- _The exercise_: Locate each line in the records containing "Oğuzhan". Copy it.

Stored data entries:
□ □ □ □ □
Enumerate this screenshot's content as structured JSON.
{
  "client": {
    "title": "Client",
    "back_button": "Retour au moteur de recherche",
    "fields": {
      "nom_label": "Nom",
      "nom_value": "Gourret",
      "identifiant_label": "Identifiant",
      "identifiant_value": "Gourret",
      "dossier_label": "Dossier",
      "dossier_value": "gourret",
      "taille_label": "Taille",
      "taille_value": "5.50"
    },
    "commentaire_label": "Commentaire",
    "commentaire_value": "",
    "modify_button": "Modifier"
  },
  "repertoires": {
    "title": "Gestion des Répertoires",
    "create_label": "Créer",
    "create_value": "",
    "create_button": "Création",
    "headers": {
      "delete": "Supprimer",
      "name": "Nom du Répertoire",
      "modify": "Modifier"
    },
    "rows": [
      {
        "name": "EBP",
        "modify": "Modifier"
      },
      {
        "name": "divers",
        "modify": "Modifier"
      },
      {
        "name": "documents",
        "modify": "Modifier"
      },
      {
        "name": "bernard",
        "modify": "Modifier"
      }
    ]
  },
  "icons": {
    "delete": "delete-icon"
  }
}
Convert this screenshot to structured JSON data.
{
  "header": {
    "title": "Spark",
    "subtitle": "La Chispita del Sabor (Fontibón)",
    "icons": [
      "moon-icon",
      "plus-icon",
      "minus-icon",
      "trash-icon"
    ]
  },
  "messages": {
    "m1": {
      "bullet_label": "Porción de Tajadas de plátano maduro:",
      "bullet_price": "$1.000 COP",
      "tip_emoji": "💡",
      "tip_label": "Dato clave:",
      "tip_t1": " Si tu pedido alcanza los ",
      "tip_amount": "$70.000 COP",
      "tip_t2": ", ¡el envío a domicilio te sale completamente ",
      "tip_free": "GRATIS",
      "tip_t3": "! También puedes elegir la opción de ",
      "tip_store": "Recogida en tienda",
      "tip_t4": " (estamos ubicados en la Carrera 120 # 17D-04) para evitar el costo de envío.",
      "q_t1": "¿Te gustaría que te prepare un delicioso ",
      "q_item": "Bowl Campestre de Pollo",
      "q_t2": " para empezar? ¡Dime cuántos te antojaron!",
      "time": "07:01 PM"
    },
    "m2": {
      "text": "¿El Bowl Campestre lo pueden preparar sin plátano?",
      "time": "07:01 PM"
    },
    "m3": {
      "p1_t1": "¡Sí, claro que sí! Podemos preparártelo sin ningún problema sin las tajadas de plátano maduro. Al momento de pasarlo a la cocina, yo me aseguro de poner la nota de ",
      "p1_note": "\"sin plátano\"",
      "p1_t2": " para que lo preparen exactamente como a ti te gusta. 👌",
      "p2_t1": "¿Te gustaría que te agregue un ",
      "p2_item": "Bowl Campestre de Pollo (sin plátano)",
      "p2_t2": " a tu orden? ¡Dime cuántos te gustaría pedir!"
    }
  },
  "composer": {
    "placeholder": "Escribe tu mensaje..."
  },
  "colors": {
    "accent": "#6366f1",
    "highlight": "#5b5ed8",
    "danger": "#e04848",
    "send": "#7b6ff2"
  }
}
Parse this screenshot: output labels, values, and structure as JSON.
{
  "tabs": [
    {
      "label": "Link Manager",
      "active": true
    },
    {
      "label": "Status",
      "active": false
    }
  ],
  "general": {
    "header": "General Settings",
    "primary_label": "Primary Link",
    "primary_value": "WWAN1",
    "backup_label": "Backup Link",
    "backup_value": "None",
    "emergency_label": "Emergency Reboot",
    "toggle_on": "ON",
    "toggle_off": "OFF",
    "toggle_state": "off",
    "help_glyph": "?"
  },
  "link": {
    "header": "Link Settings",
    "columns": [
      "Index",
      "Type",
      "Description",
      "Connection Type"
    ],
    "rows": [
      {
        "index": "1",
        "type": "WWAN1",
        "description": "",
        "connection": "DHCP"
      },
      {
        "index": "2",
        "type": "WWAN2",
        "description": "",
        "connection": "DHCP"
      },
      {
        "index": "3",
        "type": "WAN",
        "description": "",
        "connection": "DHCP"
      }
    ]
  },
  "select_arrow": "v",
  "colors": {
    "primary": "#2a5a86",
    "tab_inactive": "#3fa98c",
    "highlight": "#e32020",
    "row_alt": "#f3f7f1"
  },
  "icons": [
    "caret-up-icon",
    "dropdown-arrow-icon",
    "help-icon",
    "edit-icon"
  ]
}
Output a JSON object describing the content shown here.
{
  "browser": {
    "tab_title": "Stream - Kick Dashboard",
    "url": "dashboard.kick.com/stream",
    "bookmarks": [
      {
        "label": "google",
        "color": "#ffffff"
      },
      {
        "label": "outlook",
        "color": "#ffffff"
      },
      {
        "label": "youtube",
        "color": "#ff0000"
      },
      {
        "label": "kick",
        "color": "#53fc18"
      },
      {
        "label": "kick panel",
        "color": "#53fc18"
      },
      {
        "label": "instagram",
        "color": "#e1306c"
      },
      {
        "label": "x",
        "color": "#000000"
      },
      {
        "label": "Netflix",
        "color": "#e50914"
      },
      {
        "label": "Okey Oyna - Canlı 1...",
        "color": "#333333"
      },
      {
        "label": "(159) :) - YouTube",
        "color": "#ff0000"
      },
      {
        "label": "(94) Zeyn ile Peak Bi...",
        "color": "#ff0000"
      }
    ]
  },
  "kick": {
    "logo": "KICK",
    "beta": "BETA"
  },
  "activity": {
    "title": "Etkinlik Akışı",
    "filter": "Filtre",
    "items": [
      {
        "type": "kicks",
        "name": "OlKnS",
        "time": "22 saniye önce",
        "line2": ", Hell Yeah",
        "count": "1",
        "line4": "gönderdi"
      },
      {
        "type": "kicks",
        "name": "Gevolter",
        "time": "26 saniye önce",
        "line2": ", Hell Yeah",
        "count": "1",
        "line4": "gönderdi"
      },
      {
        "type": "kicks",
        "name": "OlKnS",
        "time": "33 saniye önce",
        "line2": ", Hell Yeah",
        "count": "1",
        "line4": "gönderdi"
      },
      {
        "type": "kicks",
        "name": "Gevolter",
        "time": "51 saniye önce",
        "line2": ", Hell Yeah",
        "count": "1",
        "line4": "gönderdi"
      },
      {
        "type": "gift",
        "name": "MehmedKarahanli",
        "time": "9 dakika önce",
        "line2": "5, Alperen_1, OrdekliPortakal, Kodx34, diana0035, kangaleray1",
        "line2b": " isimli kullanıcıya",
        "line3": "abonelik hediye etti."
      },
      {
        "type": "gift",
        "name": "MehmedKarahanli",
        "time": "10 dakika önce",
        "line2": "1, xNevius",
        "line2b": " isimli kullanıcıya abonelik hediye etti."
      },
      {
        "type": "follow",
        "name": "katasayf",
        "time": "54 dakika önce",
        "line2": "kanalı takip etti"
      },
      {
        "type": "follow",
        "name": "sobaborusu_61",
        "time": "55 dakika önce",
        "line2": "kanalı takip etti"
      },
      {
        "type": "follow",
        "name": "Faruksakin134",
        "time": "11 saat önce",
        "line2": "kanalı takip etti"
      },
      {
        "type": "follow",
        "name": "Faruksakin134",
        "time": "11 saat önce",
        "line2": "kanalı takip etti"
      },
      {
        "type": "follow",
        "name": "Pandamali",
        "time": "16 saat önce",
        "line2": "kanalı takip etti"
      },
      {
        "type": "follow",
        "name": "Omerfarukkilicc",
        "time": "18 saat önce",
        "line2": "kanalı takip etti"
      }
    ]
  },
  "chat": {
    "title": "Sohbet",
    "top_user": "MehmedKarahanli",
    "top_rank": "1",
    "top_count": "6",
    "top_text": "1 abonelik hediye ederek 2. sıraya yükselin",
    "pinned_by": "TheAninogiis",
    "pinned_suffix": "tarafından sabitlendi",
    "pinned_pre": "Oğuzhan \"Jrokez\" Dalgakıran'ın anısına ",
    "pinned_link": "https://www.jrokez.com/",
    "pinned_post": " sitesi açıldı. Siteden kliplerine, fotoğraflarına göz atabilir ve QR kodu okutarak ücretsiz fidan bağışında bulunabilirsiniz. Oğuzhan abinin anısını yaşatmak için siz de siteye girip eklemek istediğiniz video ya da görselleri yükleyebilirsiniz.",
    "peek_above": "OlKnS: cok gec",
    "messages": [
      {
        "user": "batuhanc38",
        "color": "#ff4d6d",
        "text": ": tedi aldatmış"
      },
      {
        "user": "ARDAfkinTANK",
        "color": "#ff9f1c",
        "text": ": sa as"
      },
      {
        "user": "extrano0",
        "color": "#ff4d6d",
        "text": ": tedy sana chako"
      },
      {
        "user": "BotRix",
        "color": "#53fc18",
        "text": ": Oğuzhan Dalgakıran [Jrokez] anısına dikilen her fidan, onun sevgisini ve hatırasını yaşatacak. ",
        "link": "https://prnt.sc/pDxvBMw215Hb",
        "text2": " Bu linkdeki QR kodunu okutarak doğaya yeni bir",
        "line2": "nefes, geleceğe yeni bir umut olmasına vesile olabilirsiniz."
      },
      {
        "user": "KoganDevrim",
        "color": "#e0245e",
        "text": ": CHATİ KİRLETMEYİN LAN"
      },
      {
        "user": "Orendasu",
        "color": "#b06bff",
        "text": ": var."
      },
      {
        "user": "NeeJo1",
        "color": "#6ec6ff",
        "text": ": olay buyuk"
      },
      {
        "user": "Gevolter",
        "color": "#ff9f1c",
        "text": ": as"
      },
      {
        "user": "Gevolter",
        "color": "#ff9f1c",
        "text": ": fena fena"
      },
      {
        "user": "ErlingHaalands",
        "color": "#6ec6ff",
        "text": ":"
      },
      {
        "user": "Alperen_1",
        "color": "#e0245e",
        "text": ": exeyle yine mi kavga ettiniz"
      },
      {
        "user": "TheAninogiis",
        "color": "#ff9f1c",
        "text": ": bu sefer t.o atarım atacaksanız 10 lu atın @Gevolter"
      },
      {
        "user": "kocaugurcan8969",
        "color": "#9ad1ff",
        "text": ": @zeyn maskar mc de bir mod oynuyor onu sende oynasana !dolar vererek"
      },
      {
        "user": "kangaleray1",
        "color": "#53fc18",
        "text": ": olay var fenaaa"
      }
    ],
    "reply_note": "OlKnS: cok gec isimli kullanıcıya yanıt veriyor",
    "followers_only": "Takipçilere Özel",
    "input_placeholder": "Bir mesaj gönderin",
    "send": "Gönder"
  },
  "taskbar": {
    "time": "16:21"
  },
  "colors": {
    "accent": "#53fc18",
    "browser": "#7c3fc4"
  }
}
□ □ □ □ □
- _Solution below_:
    "pinned_pre": "Oğuzhan \"Jrokez\" Dalgakıran'ın anısına ",
    "pinned_post": " sitesi açıldı. Siteden kliplerine, fotoğraflarına göz atabilir ve QR kodu okutarak ücretsiz fidan bağışında bulunabilirsiniz. Oğuzhan abinin anısını yaşatmak için siz de siteye girip eklemek istediğiniz video ya da görselleri yükleyebilirsiniz.",
        "text": ": Oğuzhan Dalgakıran [Jrokez] anısına dikilen her fidan, onun sevgisini ve hatırasını yaşatacak. ",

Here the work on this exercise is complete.